Attività da svolgere.
- 1) Rispondi alle seguenti domande sul brano dedicato alla mindfulness.
(a) In quale decennio è nata la mindfulness?
(b) Quanti studi hanno esaminato i ricercatori e quante persone riguardavano in totale?
(c) Su quale rivista è stato pubblicato lo studio?
- 2) In base al brano sulla mindfulness, spiega in una o due frasi perché un'accettazione puramente passiva serve a poco.
- 3) Elenca tutti gli scopi per cui, secondo il brano sulla mindfulness, questa pratica viene utilizzata nelle terapie.

Brano di lettura.
<<<<
Nata negli anni Settanta, la mindfulness è una pratica di auto-consapevolezza e meditazione derivata da un’applicazione “laica” dei precetti buddisti. Viene utilizzata nella terapie per curare patologie psicologiche e ridurre lo stress, l’ansia e la depressione, ma si è anche diffusa in versioni popolari, più o meno alleggerite e di facile consumo. Tuttavia, l’eccesso di semplificazione può portare a fraintenderne certi principi e a ignorarne altri, e così si spreca parte della sua efficacia. Per usare le parole di un nuovo studio fresco di pubblicazione, condotto da diverse università canadesi: “Anche se le persone capiscono il concetto di mindfulness, lo applicano nel modo sbagliato”.
In particolare, molti “profani” confondono i passaggi della consapevolezza e dell’accettazione di un problema, un’esperienza o una sfida della vita, a cui deve seguire la volontà di affrontare i fattori di stress scovati, con un’accettazione puramente passiva. Senza passare all’azione, insomma, la mindfulness così praticata si riduce all’equivalente di una scrollata di spalle, o di nascondere la polvere sotto al tappeto, che a poco serve per risolvere la fonte del malessere.
I ricercatori, un team composto da psicologi e neuroscienziati, sono giunti a questa conclusione dopo aver effettuato un’analisi incrociata (meta analisi) di 145 studi sull’argomento, che riguardavano in totale 42mila persone. In particolare, volevano capire quanto la gente comprende effettivamente il senso della mindfulness e fino a che estensione quindi la applicano.
“Sebbene abbiamo scoperto che le persone sembrano capire, a livello concettuale, che la mindfulness implica anche il confronto con i problemi, il grande pubblico non passa dalle parole ai fatti“, dice l’autrice principale Ellen Choi dell’Università Ryerson; “I risultati suggeriscono che anche quando i ‘profani’ comprendono cosa sia la consapevolezza, possono avere invece poco chiaro il passo successivo, l’accettazione, e ciò limita il potenziale per affrontare i problemi”.
Lo studio è stato pubblicato sulla rivista Clinical Psychology Review.
>>>>
Record del dataset.
<<<<
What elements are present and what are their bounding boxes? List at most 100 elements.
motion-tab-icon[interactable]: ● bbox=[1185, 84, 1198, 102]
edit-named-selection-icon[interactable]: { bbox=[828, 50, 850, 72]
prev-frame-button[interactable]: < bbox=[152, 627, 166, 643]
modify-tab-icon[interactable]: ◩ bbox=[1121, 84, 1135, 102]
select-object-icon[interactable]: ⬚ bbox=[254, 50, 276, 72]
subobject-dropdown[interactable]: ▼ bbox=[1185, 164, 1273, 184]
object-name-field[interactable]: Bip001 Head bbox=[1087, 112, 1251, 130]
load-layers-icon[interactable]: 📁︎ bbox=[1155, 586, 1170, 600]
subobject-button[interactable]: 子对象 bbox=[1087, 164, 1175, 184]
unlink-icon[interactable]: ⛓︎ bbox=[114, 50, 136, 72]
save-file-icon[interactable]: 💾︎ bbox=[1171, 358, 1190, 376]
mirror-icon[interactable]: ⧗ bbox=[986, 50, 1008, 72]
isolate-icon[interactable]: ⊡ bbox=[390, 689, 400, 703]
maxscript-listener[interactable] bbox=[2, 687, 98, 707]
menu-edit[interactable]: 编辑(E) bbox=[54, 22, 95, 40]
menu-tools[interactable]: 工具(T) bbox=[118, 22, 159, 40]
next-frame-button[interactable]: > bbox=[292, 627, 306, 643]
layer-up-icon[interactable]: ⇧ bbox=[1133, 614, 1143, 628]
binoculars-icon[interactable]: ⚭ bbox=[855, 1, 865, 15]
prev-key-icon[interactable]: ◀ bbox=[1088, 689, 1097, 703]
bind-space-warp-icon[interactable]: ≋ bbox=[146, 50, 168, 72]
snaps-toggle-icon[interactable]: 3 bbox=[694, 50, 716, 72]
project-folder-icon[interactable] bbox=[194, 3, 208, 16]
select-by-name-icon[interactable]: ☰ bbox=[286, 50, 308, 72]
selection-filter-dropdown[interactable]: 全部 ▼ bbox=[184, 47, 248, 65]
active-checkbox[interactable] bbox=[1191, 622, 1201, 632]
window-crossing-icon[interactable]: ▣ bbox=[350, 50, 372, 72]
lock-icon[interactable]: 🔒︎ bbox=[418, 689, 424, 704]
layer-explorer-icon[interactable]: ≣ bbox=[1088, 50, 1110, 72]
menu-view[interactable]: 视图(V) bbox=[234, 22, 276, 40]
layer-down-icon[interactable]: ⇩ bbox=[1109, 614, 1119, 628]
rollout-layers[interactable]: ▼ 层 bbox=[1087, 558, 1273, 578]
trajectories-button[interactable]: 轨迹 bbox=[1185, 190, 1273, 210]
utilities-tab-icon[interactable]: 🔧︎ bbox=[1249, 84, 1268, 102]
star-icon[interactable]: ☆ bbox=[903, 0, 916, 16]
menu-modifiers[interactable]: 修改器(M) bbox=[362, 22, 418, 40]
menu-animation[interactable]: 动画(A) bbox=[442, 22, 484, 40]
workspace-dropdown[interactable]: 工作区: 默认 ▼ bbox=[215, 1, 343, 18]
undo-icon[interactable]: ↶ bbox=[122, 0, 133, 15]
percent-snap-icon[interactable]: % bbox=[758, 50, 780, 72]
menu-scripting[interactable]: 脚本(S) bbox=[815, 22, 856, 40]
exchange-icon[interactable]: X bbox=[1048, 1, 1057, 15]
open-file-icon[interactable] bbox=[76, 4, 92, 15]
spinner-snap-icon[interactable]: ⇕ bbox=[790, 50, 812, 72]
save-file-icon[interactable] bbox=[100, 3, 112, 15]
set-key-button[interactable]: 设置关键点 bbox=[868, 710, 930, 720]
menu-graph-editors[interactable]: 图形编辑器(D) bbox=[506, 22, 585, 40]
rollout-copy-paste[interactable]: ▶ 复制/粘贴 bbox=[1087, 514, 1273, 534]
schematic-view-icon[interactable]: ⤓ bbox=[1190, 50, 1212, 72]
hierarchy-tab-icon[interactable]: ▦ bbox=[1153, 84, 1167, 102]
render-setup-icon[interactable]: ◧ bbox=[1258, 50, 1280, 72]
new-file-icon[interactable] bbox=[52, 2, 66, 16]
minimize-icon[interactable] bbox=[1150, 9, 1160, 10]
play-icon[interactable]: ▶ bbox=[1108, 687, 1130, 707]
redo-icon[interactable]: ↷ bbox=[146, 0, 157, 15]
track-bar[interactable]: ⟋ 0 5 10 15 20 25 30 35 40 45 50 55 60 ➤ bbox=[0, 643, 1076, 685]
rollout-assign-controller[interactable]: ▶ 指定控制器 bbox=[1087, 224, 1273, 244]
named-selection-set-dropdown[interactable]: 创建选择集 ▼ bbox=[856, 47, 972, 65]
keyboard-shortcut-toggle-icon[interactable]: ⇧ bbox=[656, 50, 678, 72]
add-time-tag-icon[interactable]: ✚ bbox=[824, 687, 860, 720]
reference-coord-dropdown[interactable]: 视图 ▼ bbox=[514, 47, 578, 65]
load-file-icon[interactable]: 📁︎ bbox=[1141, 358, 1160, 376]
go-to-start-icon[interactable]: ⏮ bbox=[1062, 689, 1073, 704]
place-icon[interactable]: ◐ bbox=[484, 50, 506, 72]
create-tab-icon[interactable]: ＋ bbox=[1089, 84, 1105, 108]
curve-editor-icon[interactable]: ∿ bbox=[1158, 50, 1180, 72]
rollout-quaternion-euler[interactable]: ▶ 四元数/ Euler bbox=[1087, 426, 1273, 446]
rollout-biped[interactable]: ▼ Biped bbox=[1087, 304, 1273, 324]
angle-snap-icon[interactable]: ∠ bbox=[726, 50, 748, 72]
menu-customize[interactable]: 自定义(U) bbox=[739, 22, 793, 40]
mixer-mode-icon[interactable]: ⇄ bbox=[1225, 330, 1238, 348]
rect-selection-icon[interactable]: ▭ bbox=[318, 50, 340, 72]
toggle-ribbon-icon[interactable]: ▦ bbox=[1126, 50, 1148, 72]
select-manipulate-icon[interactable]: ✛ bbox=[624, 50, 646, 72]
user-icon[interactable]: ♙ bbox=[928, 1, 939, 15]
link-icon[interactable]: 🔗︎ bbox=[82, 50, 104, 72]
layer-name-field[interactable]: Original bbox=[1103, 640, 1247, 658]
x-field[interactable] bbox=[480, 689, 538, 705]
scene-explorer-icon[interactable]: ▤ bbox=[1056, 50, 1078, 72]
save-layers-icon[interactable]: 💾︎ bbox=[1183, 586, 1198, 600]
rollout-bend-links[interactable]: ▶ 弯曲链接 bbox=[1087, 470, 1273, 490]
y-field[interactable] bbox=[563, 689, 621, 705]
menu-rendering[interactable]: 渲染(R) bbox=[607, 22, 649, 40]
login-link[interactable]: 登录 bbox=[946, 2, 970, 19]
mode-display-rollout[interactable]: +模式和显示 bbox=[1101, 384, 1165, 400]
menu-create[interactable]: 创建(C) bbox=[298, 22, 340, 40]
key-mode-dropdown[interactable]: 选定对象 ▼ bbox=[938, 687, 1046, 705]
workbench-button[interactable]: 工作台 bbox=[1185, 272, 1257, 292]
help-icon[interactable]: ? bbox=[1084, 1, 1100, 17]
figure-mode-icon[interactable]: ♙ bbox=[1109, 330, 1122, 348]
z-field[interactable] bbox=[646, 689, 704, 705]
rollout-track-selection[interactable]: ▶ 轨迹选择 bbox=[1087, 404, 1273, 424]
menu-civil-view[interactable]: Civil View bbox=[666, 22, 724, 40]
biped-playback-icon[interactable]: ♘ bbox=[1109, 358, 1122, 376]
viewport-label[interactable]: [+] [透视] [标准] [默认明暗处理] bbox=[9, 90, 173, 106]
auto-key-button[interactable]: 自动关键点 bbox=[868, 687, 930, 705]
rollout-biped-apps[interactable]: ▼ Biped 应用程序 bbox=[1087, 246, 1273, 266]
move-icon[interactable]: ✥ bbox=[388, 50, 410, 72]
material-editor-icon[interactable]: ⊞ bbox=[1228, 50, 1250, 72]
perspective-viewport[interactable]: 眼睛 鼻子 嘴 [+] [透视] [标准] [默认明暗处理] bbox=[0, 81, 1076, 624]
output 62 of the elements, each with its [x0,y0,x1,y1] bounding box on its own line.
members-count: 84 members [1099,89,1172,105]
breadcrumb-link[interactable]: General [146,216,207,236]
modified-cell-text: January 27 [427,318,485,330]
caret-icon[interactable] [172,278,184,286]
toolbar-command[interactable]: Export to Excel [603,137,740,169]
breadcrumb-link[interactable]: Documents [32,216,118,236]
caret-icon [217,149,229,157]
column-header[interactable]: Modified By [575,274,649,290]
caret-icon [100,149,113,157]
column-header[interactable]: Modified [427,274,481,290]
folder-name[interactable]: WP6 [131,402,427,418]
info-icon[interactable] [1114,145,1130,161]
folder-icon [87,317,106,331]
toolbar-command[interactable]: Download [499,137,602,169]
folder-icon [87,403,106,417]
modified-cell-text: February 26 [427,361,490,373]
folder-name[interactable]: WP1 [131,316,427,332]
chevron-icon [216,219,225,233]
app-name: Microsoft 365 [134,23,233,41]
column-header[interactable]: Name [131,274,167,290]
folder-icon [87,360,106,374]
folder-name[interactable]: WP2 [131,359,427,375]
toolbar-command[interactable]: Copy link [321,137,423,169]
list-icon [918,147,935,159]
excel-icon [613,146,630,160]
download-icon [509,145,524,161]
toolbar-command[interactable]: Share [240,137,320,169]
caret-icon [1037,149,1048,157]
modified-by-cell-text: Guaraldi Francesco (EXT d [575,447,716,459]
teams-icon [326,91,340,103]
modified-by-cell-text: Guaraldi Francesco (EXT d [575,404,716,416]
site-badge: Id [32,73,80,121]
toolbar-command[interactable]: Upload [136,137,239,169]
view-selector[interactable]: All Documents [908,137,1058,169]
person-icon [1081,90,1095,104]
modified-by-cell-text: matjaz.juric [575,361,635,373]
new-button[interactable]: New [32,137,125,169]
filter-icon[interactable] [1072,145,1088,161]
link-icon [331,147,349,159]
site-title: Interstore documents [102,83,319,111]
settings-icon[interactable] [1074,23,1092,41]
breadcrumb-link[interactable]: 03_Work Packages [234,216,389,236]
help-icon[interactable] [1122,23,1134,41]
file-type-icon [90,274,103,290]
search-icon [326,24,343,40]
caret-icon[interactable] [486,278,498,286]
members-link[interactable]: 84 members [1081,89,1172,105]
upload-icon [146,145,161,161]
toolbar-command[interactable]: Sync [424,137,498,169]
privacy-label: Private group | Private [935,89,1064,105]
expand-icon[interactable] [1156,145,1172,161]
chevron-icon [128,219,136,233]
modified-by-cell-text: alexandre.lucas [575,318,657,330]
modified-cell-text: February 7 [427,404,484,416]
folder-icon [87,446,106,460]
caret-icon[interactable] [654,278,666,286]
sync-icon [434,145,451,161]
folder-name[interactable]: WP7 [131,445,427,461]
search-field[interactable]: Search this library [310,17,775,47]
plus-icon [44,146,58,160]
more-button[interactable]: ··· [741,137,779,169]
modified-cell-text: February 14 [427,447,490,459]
>>>>
Soluzioni dell'esercizio.
- 1)
(a) Negli anni Settanta.
(b) 145 studi, che riguardavano in totale 42mila persone.
(c) Sulla rivista Clinical Psychology Review.

- 2) Senza passare all'azione, la mindfulness praticata così si riduce all'equivalente di una scrollata di spalle o del nascondere la polvere sotto al tappeto. In questo modo non si affrontano i fattori di stress individuati e non si risolve la fonte del malessere.

- 3)
- Curare patologie psicologiche
- Ridurre lo stress
- Ridurre l'ansia
- Ridurre la depressione